● WRITTEN EXERCISE
Repeat the material exactly, leaving nothing out.

==== DATA ENTRIES ====

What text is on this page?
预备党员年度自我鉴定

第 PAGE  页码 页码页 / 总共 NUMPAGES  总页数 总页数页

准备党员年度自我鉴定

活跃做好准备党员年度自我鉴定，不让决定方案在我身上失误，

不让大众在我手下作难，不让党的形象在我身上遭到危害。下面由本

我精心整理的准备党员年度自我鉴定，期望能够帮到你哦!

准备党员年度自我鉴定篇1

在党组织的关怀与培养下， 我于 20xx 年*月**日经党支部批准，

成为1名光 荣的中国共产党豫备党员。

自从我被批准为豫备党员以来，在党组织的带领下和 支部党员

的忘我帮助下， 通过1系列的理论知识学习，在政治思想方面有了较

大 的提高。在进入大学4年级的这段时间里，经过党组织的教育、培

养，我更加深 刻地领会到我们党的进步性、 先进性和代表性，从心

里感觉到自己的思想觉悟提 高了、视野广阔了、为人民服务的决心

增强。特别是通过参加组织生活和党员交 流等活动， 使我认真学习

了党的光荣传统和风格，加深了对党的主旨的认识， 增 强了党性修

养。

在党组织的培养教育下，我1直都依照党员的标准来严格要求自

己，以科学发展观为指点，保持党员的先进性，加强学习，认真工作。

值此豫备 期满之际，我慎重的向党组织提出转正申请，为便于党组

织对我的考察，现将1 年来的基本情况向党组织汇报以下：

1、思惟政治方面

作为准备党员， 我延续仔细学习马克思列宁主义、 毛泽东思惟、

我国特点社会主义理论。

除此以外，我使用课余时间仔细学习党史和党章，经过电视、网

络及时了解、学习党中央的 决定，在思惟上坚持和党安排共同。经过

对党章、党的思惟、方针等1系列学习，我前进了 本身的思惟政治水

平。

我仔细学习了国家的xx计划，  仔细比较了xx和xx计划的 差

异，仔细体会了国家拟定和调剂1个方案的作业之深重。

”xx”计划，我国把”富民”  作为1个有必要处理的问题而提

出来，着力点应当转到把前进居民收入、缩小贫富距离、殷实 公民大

====

● RESPONSE
What text is on this page?
预备党员年度自我鉴定

第 PAGE  页码 页码页 / 总共 NUMPAGES  总页数 总页数页

准备党员年度自我鉴定

活跃做好准备党员年度自我鉴定，不让决定方案在我身上失误，

不让大众在我手下作难，不让党的形象在我身上遭到危害。下面由本

我精心整理的准备党员年度自我鉴定，期望能够帮到你哦!

准备党员年度自我鉴定篇1

在党组织的关怀与培养下， 我于 20xx 年*月**日经党支部批准，

成为1名光 荣的中国共产党豫备党员。

自从我被批准为豫备党员以来，在党组织的带领下和 支部党员

的忘我帮助下， 通过1系列的理论知识学习，在政治思想方面有了较

大 的提高。在进入大学4年级的这段时间里，经过党组织的教育、培

养，我更加深 刻地领会到我们党的进步性、 先进性和代表性，从心

里感觉到自己的思想觉悟提 高了、视野广阔了、为人民服务的决心

增强。特别是通过参加组织生活和党员交 流等活动， 使我认真学习

了党的光荣传统和风格，加深了对党的主旨的认识， 增 强了党性修

养。

在党组织的培养教育下，我1直都依照党员的标准来严格要求自

己，以科学发展观为指点，保持党员的先进性，加强学习，认真工作。

值此豫备 期满之际，我慎重的向党组织提出转正申请，为便于党组

织对我的考察，现将1 年来的基本情况向党组织汇报以下：

1、思惟政治方面

作为准备党员， 我延续仔细学习马克思列宁主义、 毛泽东思惟、

我国特点社会主义理论。

除此以外，我使用课余时间仔细学习党史和党章，经过电视、网

络及时了解、学习党中央的 决定，在思惟上坚持和党安排共同。经过

对党章、党的思惟、方针等1系列学习，我前进了 本身的思惟政治水

平。

我仔细学习了国家的xx计划，  仔细比较了xx和xx计划的 差

异，仔细体会了国家拟定和调剂1个方案的作业之深重。

”xx”计划，我国把”富民”  作为1个有必要处理的问题而提

出来，着力点应当转到把前进居民收入、缩小贫富距离、殷实 公民大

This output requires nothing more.